--- Material shown ---

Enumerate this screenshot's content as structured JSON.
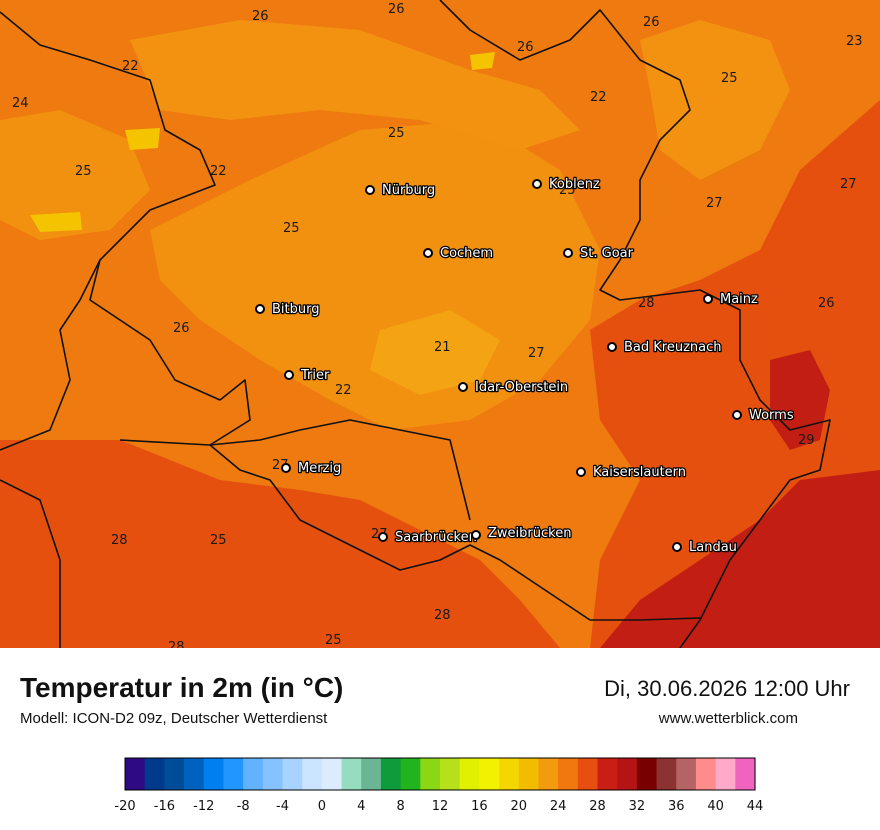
{
  "map": {
    "cities": [
      {
        "name": "Nürburg"
      },
      {
        "name": "Koblenz"
      },
      {
        "name": "Cochem"
      },
      {
        "name": "St. Goar"
      },
      {
        "name": "Bitburg"
      },
      {
        "name": "Mainz"
      },
      {
        "name": "Bad Kreuznach"
      },
      {
        "name": "Trier"
      },
      {
        "name": "Idar-Oberstein"
      },
      {
        "name": "Worms"
      },
      {
        "name": "Merzig"
      },
      {
        "name": "Kaiserslautern"
      },
      {
        "name": "Saarbrücken"
      },
      {
        "name": "Zweibrücken"
      },
      {
        "name": "Landau"
      }
    ],
    "temperature_labels": [
      "26",
      "26",
      "26",
      "26",
      "23",
      "22",
      "24",
      "25",
      "22",
      "22",
      "25",
      "25",
      "27",
      "27",
      "25",
      "25",
      "26",
      "28",
      "26",
      "21",
      "27",
      "22",
      "29",
      "27",
      "27",
      "28",
      "25",
      "28",
      "28",
      "25"
    ]
  },
  "footer": {
    "title": "Temperatur in 2m (in °C)",
    "subtitle": "Modell: ICON-D2 09z, Deutscher Wetterdienst",
    "datetime": "Di, 30.06.2026 12:00 Uhr",
    "website": "www.wetterblick.com"
  },
  "legend": {
    "ticks": [
      "-20",
      "-16",
      "-12",
      "-8",
      "-4",
      "0",
      "4",
      "8",
      "12",
      "16",
      "20",
      "24",
      "28",
      "32",
      "36",
      "40",
      "44"
    ],
    "colors": [
      "#2e0a85",
      "#003a8c",
      "#004c99",
      "#0062bf",
      "#0080f0",
      "#2196ff",
      "#62b2ff",
      "#86c2ff",
      "#a8d2ff",
      "#cce4ff",
      "#dcecff",
      "#96dcbe",
      "#6bb494",
      "#0f9b3c",
      "#21b41e",
      "#8bd716",
      "#b6e11a",
      "#e1f000",
      "#f2f200",
      "#f5d700",
      "#f2bc00",
      "#f29b0f",
      "#f0780f",
      "#e64f0f",
      "#c81e14",
      "#b41414",
      "#780000",
      "#8c3232",
      "#b46464",
      "#ff8c8c",
      "#ffaac8",
      "#ee64be"
    ]
  }
}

---

**What is required**
Leave the pictures out and reproduce all of the records exactly.

**Result of this task**
Enumerate this screenshot's content as structured JSON.
{
  "map": {
    "cities": [
      {
        "name": "Nürburg"
      },
      {
        "name": "Koblenz"
      },
      {
        "name": "Cochem"
      },
      {
        "name": "St. Goar"
      },
      {
        "name": "Bitburg"
      },
      {
        "name": "Mainz"
      },
      {
        "name": "Bad Kreuznach"
      },
      {
        "name": "Trier"
      },
      {
        "name": "Idar-Oberstein"
      },
      {
        "name": "Worms"
      },
      {
        "name": "Merzig"
      },
      {
        "name": "Kaiserslautern"
      },
      {
        "name": "Saarbrücken"
      },
      {
        "name": "Zweibrücken"
      },
      {
        "name": "Landau"
      }
    ],
    "temperature_labels": [
      "26",
      "26",
      "26",
      "26",
      "23",
      "22",
      "24",
      "25",
      "22",
      "22",
      "25",
      "25",
      "27",
      "27",
      "25",
      "25",
      "26",
      "28",
      "26",
      "21",
      "27",
      "22",
      "29",
      "27",
      "27",
      "28",
      "25",
      "28",
      "28",
      "25"
    ]
  },
  "footer": {
    "title": "Temperatur in 2m (in °C)",
    "subtitle": "Modell: ICON-D2 09z, Deutscher Wetterdienst",
    "datetime": "Di, 30.06.2026 12:00 Uhr",
    "website": "www.wetterblick.com"
  },
  "legend": {
    "ticks": [
      "-20",
      "-16",
      "-12",
      "-8",
      "-4",
      "0",
      "4",
      "8",
      "12",
      "16",
      "20",
      "24",
      "28",
      "32",
      "36",
      "40",
      "44"
    ],
    "colors": [
      "#2e0a85",
      "#003a8c",
      "#004c99",
      "#0062bf",
      "#0080f0",
      "#2196ff",
      "#62b2ff",
      "#86c2ff",
      "#a8d2ff",
      "#cce4ff",
      "#dcecff",
      "#96dcbe",
      "#6bb494",
      "#0f9b3c",
      "#21b41e",
      "#8bd716",
      "#b6e11a",
      "#e1f000",
      "#f2f200",
      "#f5d700",
      "#f2bc00",
      "#f29b0f",
      "#f0780f",
      "#e64f0f",
      "#c81e14",
      "#b41414",
      "#780000",
      "#8c3232",
      "#b46464",
      "#ff8c8c",
      "#ffaac8",
      "#ee64be"
    ]
  }
}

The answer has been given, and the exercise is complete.